Stated goal -
Copy out every line of the records below without changing anything.

Some records -
──────
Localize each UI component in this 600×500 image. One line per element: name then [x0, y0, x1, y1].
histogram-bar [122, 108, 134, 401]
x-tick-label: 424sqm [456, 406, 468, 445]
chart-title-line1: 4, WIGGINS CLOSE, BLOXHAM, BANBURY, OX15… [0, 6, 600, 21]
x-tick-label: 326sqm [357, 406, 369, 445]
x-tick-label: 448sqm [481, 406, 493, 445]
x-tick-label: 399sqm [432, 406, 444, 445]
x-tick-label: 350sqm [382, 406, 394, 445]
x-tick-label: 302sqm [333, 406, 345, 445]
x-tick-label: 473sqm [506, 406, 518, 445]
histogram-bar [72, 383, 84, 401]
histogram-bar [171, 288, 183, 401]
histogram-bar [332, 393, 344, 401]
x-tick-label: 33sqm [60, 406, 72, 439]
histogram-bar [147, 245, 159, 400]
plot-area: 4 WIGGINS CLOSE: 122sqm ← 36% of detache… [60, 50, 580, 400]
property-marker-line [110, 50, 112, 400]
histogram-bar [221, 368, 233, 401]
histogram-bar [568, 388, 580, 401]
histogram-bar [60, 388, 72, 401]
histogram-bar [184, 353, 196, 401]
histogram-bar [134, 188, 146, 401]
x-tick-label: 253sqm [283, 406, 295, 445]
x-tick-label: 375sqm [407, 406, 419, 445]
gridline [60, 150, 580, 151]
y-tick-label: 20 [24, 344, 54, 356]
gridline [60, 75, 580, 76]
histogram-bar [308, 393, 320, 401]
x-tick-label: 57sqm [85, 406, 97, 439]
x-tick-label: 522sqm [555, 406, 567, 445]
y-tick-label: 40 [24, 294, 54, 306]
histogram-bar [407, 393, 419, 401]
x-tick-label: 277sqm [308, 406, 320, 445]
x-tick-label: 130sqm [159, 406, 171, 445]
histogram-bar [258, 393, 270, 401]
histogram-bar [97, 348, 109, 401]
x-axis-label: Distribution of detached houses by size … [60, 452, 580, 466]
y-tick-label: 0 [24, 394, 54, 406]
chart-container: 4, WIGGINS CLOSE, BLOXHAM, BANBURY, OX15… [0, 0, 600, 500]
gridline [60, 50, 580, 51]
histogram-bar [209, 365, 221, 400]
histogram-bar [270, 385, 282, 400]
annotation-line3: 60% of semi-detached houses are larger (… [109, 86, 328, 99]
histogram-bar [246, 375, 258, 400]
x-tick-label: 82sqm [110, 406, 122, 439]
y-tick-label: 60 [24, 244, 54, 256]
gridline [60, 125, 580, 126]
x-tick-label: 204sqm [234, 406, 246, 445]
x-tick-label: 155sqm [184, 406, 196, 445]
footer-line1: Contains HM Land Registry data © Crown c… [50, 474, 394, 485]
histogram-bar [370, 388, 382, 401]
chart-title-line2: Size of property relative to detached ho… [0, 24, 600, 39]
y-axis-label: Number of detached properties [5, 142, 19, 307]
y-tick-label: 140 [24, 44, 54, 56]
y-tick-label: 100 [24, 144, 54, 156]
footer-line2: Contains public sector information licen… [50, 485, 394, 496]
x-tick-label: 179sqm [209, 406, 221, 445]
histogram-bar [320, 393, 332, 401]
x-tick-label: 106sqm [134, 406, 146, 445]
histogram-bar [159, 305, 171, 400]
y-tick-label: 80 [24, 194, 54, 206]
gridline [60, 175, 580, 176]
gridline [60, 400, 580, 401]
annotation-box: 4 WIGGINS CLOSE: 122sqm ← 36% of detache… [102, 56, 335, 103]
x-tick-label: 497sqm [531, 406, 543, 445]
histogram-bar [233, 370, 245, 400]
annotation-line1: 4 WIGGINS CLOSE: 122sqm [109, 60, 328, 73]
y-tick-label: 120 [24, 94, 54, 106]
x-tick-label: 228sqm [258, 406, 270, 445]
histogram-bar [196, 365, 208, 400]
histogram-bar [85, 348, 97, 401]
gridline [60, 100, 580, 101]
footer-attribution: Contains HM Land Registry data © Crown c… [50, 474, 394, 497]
──────
Response for this exercise -
Localize each UI component in this 600×500 image. One line per element: name then [x0, y0, x1, y1].
histogram-bar [122, 108, 134, 401]
x-tick-label: 424sqm [456, 406, 468, 445]
chart-title-line1: 4, WIGGINS CLOSE, BLOXHAM, BANBURY, OX15… [0, 6, 600, 21]
x-tick-label: 326sqm [357, 406, 369, 445]
x-tick-label: 448sqm [481, 406, 493, 445]
x-tick-label: 399sqm [432, 406, 444, 445]
x-tick-label: 350sqm [382, 406, 394, 445]
x-tick-label: 302sqm [333, 406, 345, 445]
x-tick-label: 473sqm [506, 406, 518, 445]
histogram-bar [72, 383, 84, 401]
histogram-bar [171, 288, 183, 401]
histogram-bar [332, 393, 344, 401]
x-tick-label: 33sqm [60, 406, 72, 439]
histogram-bar [147, 245, 159, 400]
plot-area: 4 WIGGINS CLOSE: 122sqm ← 36% of detache… [60, 50, 580, 400]
property-marker-line [110, 50, 112, 400]
histogram-bar [221, 368, 233, 401]
histogram-bar [568, 388, 580, 401]
histogram-bar [60, 388, 72, 401]
histogram-bar [184, 353, 196, 401]
histogram-bar [134, 188, 146, 401]
x-tick-label: 253sqm [283, 406, 295, 445]
x-tick-label: 375sqm [407, 406, 419, 445]
gridline [60, 150, 580, 151]
y-tick-label: 20 [24, 344, 54, 356]
gridline [60, 75, 580, 76]
histogram-bar [308, 393, 320, 401]
x-tick-label: 57sqm [85, 406, 97, 439]
x-tick-label: 522sqm [555, 406, 567, 445]
y-tick-label: 40 [24, 294, 54, 306]
histogram-bar [407, 393, 419, 401]
x-tick-label: 277sqm [308, 406, 320, 445]
x-tick-label: 130sqm [159, 406, 171, 445]
histogram-bar [258, 393, 270, 401]
histogram-bar [97, 348, 109, 401]
x-axis-label: Distribution of detached houses by size … [60, 452, 580, 466]
y-tick-label: 0 [24, 394, 54, 406]
chart-container: 4, WIGGINS CLOSE, BLOXHAM, BANBURY, OX15… [0, 0, 600, 500]
gridline [60, 50, 580, 51]
histogram-bar [209, 365, 221, 400]
histogram-bar [270, 385, 282, 400]
annotation-line3: 60% of semi-detached houses are larger (… [109, 86, 328, 99]
histogram-bar [246, 375, 258, 400]
x-tick-label: 82sqm [110, 406, 122, 439]
y-tick-label: 60 [24, 244, 54, 256]
gridline [60, 125, 580, 126]
x-tick-label: 204sqm [234, 406, 246, 445]
x-tick-label: 155sqm [184, 406, 196, 445]
footer-line1: Contains HM Land Registry data © Crown c… [50, 474, 394, 485]
histogram-bar [370, 388, 382, 401]
chart-title-line2: Size of property relative to detached ho… [0, 24, 600, 39]
y-axis-label: Number of detached properties [5, 142, 19, 307]
y-tick-label: 140 [24, 44, 54, 56]
y-tick-label: 100 [24, 144, 54, 156]
footer-line2: Contains public sector information licen… [50, 485, 394, 496]
x-tick-label: 179sqm [209, 406, 221, 445]
histogram-bar [320, 393, 332, 401]
x-tick-label: 106sqm [134, 406, 146, 445]
histogram-bar [159, 305, 171, 400]
y-tick-label: 80 [24, 194, 54, 206]
gridline [60, 175, 580, 176]
gridline [60, 400, 580, 401]
annotation-box: 4 WIGGINS CLOSE: 122sqm ← 36% of detache… [102, 56, 335, 103]
x-tick-label: 497sqm [531, 406, 543, 445]
histogram-bar [233, 370, 245, 400]
annotation-line1: 4 WIGGINS CLOSE: 122sqm [109, 60, 328, 73]
y-tick-label: 120 [24, 94, 54, 106]
x-tick-label: 228sqm [258, 406, 270, 445]
histogram-bar [196, 365, 208, 400]
histogram-bar [85, 348, 97, 401]
gridline [60, 100, 580, 101]
footer-attribution: Contains HM Land Registry data © Crown c… [50, 474, 394, 497]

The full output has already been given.